Information shown:
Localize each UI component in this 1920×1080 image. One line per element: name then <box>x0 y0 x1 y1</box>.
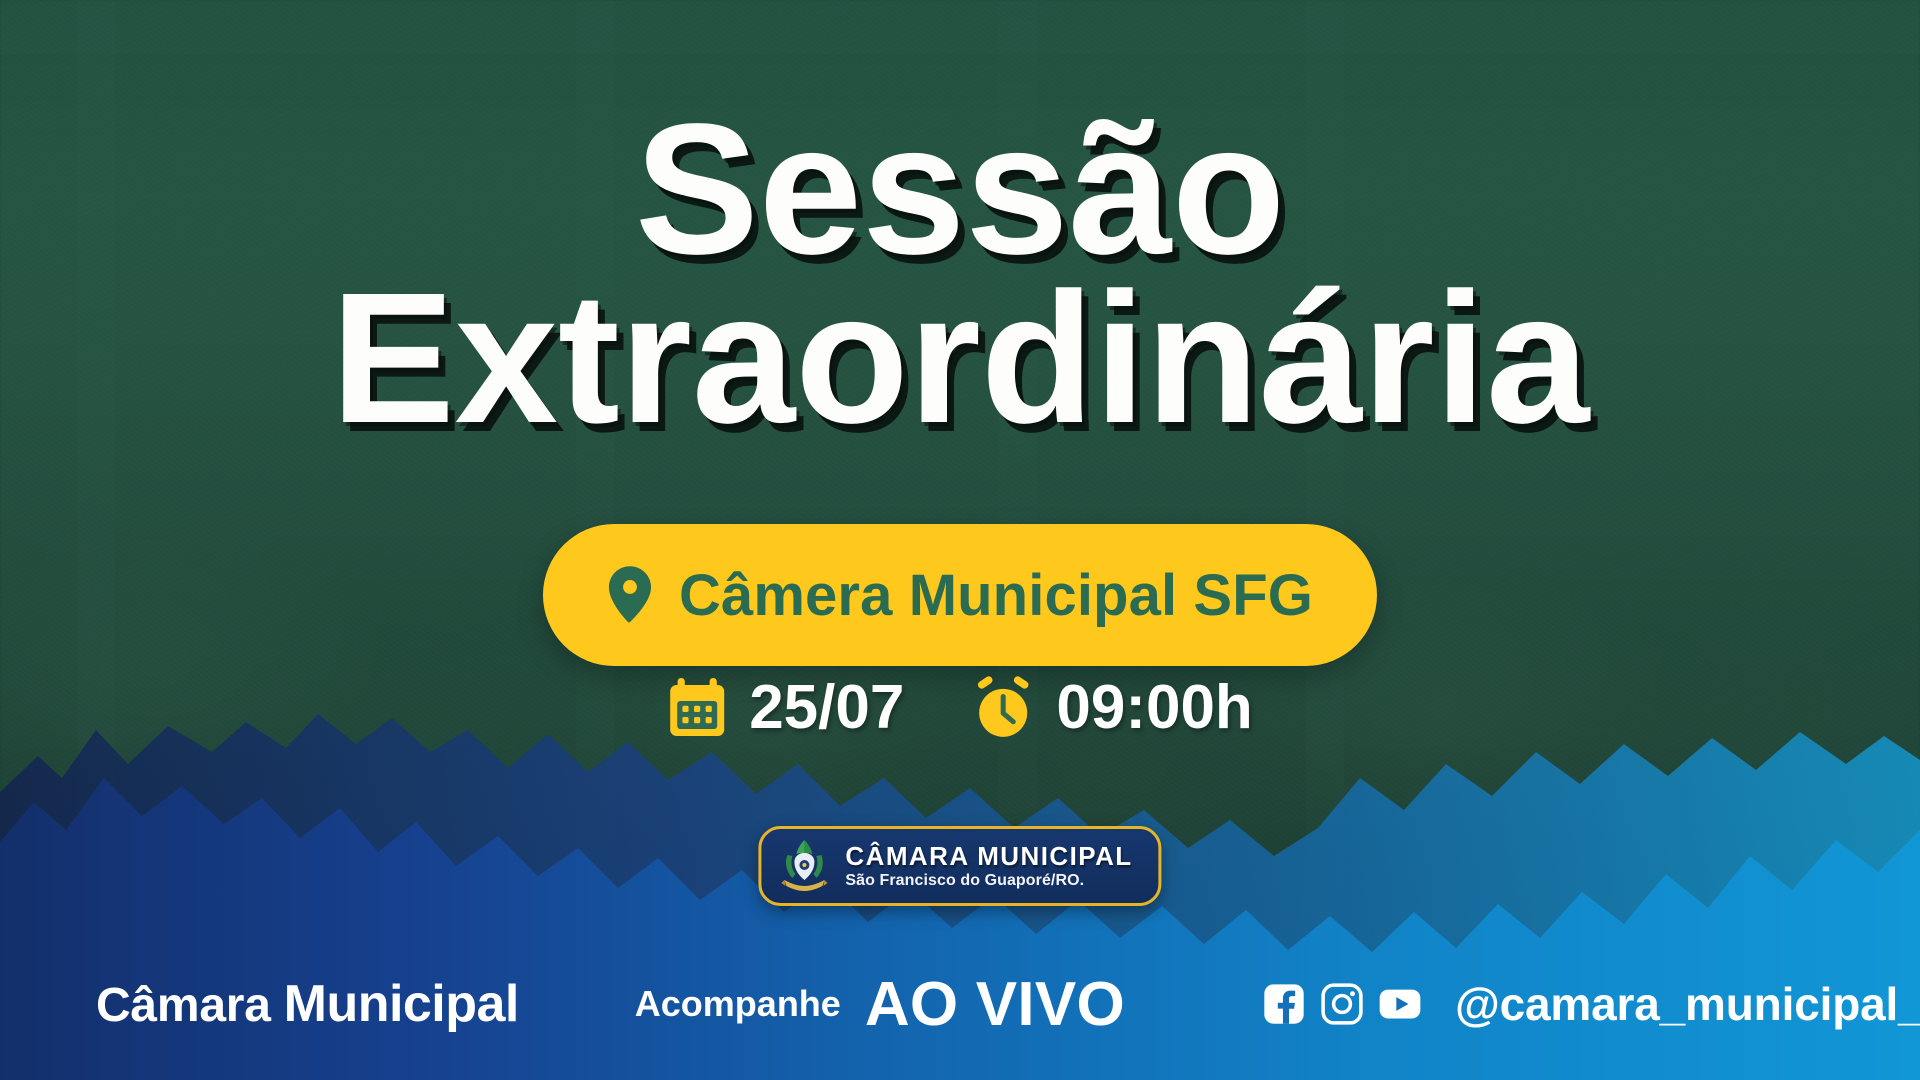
social-handle[interactable]: @camara_municipal_sfg <box>1455 977 1920 1031</box>
schedule-row: 25/07 09:00h <box>667 672 1253 743</box>
seal-title: CÂMARA MUNICIPAL <box>845 843 1132 869</box>
social-links: @camara_municipal_sfg <box>1263 977 1920 1031</box>
calendar-icon <box>667 677 727 739</box>
footer-bar: Câmara Municipal Acompanhe AO VIVO @cama… <box>0 928 1920 1080</box>
brand-word-municipal: Municipal <box>284 974 519 1034</box>
poster-title: Sessão Extraordinária <box>0 106 1920 443</box>
footer-brand: Câmara Municipal <box>96 974 519 1034</box>
session-time: 09:00h <box>1056 672 1252 743</box>
location-badge[interactable]: Câmera Municipal SFG <box>543 524 1377 666</box>
watch-live-group: Acompanhe AO VIVO <box>635 969 1125 1040</box>
map-pin-icon <box>607 566 653 624</box>
seal-text-block: CÂMARA MUNICIPAL São Francisco do Guapor… <box>845 843 1132 889</box>
council-seal-plaque: CÂMARA MUNICIPAL São Francisco do Guapor… <box>758 826 1161 906</box>
title-line-2: Extraordinária <box>0 275 1920 442</box>
brand-word-camara: Câmara <box>96 978 271 1033</box>
alarm-clock-icon <box>972 676 1034 740</box>
instagram-icon[interactable] <box>1321 983 1363 1025</box>
poster-canvas: Sessão Extraordinária Câmera Municipal S… <box>0 0 1920 1080</box>
location-badge-label: Câmera Municipal SFG <box>679 562 1313 629</box>
youtube-icon[interactable] <box>1379 983 1421 1025</box>
facebook-icon[interactable] <box>1263 983 1305 1025</box>
date-group: 25/07 <box>667 672 904 743</box>
session-date: 25/07 <box>749 672 904 743</box>
coat-of-arms-icon <box>775 835 833 897</box>
watch-prefix-label: Acompanhe <box>635 983 841 1025</box>
time-group: 09:00h <box>972 672 1252 743</box>
watch-live-label: AO VIVO <box>865 969 1125 1040</box>
seal-subtitle: São Francisco do Guaporé/RO. <box>845 873 1132 889</box>
title-line-1: Sessão <box>0 106 1920 273</box>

Exercise aim: Copy the entry above word for word, leaving out any picture.

Result below:
Localize each UI component in this 1920×1080 image. One line per element: name then <box>x0 y0 x1 y1</box>.
social-handle[interactable]: @camara_municipal_sfg <box>1455 977 1920 1031</box>
schedule-row: 25/07 09:00h <box>667 672 1253 743</box>
seal-title: CÂMARA MUNICIPAL <box>845 843 1132 869</box>
social-links: @camara_municipal_sfg <box>1263 977 1920 1031</box>
calendar-icon <box>667 677 727 739</box>
footer-bar: Câmara Municipal Acompanhe AO VIVO @cama… <box>0 928 1920 1080</box>
brand-word-municipal: Municipal <box>284 974 519 1034</box>
poster-title: Sessão Extraordinária <box>0 106 1920 443</box>
footer-brand: Câmara Municipal <box>96 974 519 1034</box>
session-time: 09:00h <box>1056 672 1252 743</box>
location-badge[interactable]: Câmera Municipal SFG <box>543 524 1377 666</box>
watch-live-group: Acompanhe AO VIVO <box>635 969 1125 1040</box>
map-pin-icon <box>607 566 653 624</box>
seal-text-block: CÂMARA MUNICIPAL São Francisco do Guapor… <box>845 843 1132 889</box>
council-seal-plaque: CÂMARA MUNICIPAL São Francisco do Guapor… <box>758 826 1161 906</box>
title-line-2: Extraordinária <box>0 275 1920 442</box>
brand-word-camara: Câmara <box>96 978 271 1033</box>
alarm-clock-icon <box>972 676 1034 740</box>
instagram-icon[interactable] <box>1321 983 1363 1025</box>
poster-canvas: Sessão Extraordinária Câmera Municipal S… <box>0 0 1920 1080</box>
location-badge-label: Câmera Municipal SFG <box>679 562 1313 629</box>
youtube-icon[interactable] <box>1379 983 1421 1025</box>
facebook-icon[interactable] <box>1263 983 1305 1025</box>
date-group: 25/07 <box>667 672 904 743</box>
session-date: 25/07 <box>749 672 904 743</box>
coat-of-arms-icon <box>775 835 833 897</box>
watch-prefix-label: Acompanhe <box>635 983 841 1025</box>
time-group: 09:00h <box>972 672 1252 743</box>
watch-live-label: AO VIVO <box>865 969 1125 1040</box>
seal-subtitle: São Francisco do Guaporé/RO. <box>845 873 1132 889</box>
title-line-1: Sessão <box>0 106 1920 273</box>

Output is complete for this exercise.